### Problem description
Report back each line of the records that contains the string "text".
.....
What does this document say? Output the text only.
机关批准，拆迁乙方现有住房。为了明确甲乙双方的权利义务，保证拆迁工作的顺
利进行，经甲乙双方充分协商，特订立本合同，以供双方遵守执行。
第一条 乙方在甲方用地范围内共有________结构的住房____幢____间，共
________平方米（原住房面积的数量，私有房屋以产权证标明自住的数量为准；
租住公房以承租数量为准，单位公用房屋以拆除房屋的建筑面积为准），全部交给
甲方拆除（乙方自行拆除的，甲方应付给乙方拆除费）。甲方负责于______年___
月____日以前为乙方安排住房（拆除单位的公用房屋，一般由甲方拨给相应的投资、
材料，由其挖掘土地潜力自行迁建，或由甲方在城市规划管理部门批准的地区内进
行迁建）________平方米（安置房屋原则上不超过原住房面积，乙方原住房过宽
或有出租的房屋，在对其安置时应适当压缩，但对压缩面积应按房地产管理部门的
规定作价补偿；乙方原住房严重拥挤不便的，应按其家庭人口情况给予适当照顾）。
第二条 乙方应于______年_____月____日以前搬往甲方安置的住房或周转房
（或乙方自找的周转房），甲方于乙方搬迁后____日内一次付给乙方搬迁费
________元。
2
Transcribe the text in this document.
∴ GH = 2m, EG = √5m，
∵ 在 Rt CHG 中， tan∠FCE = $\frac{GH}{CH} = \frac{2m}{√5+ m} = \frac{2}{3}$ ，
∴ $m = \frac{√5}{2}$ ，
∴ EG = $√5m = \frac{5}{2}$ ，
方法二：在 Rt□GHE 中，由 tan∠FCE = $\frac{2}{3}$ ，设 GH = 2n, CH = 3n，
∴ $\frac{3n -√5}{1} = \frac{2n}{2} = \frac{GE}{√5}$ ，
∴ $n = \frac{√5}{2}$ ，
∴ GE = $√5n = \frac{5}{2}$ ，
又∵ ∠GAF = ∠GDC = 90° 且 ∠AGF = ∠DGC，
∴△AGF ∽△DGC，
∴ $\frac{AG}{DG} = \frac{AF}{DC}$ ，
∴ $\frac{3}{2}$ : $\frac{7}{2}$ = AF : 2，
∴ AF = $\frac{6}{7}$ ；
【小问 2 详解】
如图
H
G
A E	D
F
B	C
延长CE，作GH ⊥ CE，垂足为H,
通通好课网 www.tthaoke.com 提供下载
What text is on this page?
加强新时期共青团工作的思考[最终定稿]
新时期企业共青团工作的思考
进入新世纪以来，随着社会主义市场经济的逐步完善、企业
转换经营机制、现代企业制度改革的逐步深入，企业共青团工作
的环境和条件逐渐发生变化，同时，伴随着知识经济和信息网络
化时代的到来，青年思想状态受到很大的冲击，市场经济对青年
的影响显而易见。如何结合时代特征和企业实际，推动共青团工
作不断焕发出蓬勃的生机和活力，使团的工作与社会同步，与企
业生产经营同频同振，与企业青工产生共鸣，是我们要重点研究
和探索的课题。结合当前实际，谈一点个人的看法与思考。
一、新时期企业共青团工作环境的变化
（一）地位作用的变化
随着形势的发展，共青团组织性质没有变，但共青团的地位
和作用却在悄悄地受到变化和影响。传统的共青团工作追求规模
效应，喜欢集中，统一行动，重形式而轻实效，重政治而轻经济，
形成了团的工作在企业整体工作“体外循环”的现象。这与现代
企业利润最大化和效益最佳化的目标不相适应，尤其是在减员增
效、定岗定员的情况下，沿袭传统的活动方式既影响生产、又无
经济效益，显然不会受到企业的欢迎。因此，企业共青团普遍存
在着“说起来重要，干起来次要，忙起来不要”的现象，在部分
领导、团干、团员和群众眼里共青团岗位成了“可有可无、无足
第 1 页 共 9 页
.....
### Exercise answer
What does this document say? Output the text only.
Transcribe the text in this document.
What text is on this page?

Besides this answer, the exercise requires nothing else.